TEXT BLOCK »

There had to be a way to teach new writers how to ramp up the creative process and generate solid books at a professional pace.

When I met Piper, she was shopping a completed manuscript called Seeds. Though I was no longer taking on editing work at this point, I gave in when it came to Piper because she is cute and fun to hang out with. I agreed to edit the first hundred pages because Piper was headed to another conference the next month and a big-time editor had expressed interest in her story idea.

Piper sends me the document and…

Kill. Me. Now.

Three pages in, I sensed we needed to call Literary FEMA. All the rookie mistakes. ALL OF THEM. I remember hitting about page 65 and calling her.

Me: Um, Piper, you, uh, have a lot of characters.

Piper: There aren’t that many.

Me: Are they all relevant to the story?

Piper: Well, maybe not in this book, but it’s going to be a series.

Me: *head desk* Okay, but still you have A LOT of characters.

Piper: Not really.

Me: I counted. I am at page 65 and you have almost 70 named characters. When you name them, that is a cue we need to care. It’s impossible to care about 70 people in less than 70 pages.

She still didn’t believe me, so I went back through the manuscript and not only highlighted all the named characters (which included pets and extended family) but I wrote the names in a list.

Piper: Oh, wow. I guess I do have too many characters.

Me: Ya think?

I continued my edits and notes and this is how I earned the name The Death Star. By the end of the tortuous hundred pages, I told Piper that her book was all over the place.

There were scenes that were irrelevant because she’d missed her core antagonist and core story problem. Because of this, the rest was just filler. She was “playing Literary Barbies” as I like to say.

Characters were talking to each other with no conflict, no scene goal. Melodrama filled in the gaps. Characters were psychologically inconsistent and half I would have recommended seek therapy and get medication. Their emotions were all over, namely to manufacture tension that couldn’t be created any other way (because no core story problem/antagonist).

I could tell she had a great storytelling voice (and a great idea for a novel), she just didn’t understand basic fundamentals, and that was derailing what she’d been trying to accomplish the past nine years.

I recommended we start a new book so she could learn the basics with a bit of guidance and then she’d have the skills to fix Seeds. But, Piper was determined to finish what she started and I knew this would mean a mass genocide of Little Darlings.

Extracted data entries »
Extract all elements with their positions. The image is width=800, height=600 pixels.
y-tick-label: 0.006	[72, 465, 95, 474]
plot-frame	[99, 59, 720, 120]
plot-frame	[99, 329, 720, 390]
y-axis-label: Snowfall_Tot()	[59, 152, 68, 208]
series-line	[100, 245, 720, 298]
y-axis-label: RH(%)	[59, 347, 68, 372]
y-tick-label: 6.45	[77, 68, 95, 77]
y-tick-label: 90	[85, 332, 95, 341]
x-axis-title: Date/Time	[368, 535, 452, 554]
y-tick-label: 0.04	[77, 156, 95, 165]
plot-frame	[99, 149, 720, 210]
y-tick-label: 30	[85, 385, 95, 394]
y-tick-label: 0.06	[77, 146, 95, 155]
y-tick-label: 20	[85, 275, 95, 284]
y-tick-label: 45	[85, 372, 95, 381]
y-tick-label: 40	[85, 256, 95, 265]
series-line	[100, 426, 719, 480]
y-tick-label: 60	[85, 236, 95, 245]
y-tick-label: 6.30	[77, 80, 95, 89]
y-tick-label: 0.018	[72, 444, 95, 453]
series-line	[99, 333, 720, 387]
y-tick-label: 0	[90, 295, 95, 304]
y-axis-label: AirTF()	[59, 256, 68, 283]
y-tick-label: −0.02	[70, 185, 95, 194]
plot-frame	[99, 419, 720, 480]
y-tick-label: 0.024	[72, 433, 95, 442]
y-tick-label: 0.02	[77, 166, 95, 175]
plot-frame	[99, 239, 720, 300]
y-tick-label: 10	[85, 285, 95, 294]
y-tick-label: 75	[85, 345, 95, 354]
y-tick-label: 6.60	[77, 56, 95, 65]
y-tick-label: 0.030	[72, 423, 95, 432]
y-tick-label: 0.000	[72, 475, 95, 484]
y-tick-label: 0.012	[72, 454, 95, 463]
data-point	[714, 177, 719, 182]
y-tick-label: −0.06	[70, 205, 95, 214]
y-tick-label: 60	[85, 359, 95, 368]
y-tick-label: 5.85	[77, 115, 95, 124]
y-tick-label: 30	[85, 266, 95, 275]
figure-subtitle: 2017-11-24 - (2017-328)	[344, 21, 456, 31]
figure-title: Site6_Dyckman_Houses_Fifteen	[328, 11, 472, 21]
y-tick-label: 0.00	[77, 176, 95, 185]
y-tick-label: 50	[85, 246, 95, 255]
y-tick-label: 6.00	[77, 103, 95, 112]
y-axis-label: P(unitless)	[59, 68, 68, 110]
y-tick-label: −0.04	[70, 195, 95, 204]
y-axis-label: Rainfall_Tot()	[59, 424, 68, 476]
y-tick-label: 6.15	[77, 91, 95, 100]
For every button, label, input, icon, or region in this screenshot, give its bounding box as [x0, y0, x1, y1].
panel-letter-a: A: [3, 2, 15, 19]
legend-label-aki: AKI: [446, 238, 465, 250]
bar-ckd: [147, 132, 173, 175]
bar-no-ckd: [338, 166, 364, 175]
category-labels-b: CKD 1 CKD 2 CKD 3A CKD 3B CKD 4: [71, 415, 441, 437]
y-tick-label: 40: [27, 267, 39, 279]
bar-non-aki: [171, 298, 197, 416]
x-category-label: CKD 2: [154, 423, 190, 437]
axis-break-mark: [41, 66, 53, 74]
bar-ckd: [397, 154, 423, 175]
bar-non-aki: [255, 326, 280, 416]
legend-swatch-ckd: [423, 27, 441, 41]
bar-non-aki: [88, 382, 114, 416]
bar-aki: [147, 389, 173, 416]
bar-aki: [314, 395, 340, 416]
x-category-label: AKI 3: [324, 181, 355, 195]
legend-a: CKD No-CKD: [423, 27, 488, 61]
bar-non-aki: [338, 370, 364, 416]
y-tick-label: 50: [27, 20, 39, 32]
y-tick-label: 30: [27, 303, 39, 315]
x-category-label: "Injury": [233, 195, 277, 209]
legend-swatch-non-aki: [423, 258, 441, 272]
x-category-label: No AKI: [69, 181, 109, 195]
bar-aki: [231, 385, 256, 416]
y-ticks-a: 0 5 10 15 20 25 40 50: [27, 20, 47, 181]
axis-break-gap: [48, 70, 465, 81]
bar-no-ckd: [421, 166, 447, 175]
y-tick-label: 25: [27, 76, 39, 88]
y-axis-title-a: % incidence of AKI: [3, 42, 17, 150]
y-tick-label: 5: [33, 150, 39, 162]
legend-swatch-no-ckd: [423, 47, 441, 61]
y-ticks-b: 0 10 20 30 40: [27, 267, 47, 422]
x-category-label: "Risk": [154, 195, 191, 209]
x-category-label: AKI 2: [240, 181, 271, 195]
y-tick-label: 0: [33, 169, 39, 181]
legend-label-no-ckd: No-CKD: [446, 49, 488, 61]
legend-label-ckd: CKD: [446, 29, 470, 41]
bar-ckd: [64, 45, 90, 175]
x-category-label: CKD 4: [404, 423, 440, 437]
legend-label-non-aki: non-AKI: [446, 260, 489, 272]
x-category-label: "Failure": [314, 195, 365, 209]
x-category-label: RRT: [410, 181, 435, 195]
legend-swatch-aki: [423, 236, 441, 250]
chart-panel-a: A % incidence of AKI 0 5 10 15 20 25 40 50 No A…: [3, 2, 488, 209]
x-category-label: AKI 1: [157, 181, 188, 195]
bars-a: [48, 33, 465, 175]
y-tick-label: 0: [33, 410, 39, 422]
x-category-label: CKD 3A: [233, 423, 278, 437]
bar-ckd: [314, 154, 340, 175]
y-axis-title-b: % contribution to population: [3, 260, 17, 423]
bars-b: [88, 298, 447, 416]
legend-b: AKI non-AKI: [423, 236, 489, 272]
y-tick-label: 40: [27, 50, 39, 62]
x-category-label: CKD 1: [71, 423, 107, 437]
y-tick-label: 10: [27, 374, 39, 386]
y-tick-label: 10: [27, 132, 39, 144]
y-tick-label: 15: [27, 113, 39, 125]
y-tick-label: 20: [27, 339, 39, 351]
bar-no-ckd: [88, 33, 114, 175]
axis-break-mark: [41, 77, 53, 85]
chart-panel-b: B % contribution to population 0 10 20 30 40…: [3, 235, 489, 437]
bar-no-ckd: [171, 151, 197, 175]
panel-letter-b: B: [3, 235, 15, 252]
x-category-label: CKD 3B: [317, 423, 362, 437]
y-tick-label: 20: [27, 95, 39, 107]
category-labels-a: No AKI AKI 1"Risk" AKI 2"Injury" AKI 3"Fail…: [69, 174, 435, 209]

QUESTIONS ON THE MATERIAL »
**1.** In the account of editing Piper's manuscript, how many named characters had the manuscript introduced by page 65?
**2.** Carry on the account of editing Piper's manuscript from where it stops.
None of the items are needed here.

EXPECTED OUTPUTS »
**1.** Almost 70 named characters.

**2.**
I only agreed to help for two reasons. First, Piper was a former lawyer so I knew she had a fabulous work ethic and tough skin. Secondly, I’d never tried to resurrect a novel from the dead and wondered if it was even possible. I knew it would stretch my skills and teach me just as much as it would teach Piper.

I stripped everything she’d written down to a single story problem then made her develop her core antagonist. Then we plotted from there, keeping and developing only the characters salient to the plot. I’d love to say this was easy for Piper, but I am pretty sure she was plotting her book and my death at a number of points along this journey.

At first, we would argue over characters or scenes she wanted to keep. Then, over time, I’d hear her starting to defend, and my response was, Have fun storming the castle.

Eventually, Piper learned to laugh and give in when I said this, namely because every time I recommended something be changed, moved or removed and she didn’t do it? She’d go back and read and see what I was talking about and just end up doing what I advised anyway.

A lot of working with an editor is developing trust, btw ;).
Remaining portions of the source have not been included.